§ Available records
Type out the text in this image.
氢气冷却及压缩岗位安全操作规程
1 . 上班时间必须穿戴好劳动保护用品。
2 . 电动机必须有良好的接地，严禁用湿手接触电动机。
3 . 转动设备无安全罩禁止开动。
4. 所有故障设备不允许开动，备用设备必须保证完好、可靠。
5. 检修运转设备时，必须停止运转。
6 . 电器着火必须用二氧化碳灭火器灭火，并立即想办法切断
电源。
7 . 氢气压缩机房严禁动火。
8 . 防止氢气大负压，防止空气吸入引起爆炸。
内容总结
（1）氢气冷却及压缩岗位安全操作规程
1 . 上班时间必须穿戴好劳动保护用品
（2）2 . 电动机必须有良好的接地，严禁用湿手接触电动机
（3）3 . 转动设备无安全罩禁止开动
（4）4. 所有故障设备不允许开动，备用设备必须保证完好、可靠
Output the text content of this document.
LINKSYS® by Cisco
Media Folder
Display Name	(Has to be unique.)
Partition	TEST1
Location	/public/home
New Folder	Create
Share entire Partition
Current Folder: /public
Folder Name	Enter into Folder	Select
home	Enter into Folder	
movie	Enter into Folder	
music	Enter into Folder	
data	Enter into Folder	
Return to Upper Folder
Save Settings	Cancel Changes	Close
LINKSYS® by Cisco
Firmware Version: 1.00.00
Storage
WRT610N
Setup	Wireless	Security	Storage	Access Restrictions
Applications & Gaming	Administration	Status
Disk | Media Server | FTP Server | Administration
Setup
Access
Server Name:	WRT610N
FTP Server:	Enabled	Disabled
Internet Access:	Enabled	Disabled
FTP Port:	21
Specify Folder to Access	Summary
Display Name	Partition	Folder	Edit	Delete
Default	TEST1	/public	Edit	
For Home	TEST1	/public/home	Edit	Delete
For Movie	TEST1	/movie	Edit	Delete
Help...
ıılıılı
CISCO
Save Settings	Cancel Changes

§ Problem statement
Repeat the lines from the one containing "Output the text content of this document." through the end of the listing, exactly and without any other lines; both ends are included.

§ Output of the task
Output the text content of this document.
LINKSYS® by Cisco
Media Folder
Display Name	(Has to be unique.)
Partition	TEST1
Location	/public/home
New Folder	Create
Share entire Partition
Current Folder: /public
Folder Name	Enter into Folder	Select
home	Enter into Folder	
movie	Enter into Folder	
music	Enter into Folder	
data	Enter into Folder	
Return to Upper Folder
Save Settings	Cancel Changes	Close
LINKSYS® by Cisco
Firmware Version: 1.00.00
Storage
WRT610N
Setup	Wireless	Security	Storage	Access Restrictions
Applications & Gaming	Administration	Status
Disk | Media Server | FTP Server | Administration
Setup
Access
Server Name:	WRT610N
FTP Server:	Enabled	Disabled
Internet Access:	Enabled	Disabled
FTP Port:	21
Specify Folder to Access	Summary
Display Name	Partition	Folder	Edit	Delete
Default	TEST1	/public	Edit	
For Home	TEST1	/public/home	Edit	Delete
For Movie	TEST1	/movie	Edit	Delete
Help...
ıılıılı
CISCO
Save Settings	Cancel Changes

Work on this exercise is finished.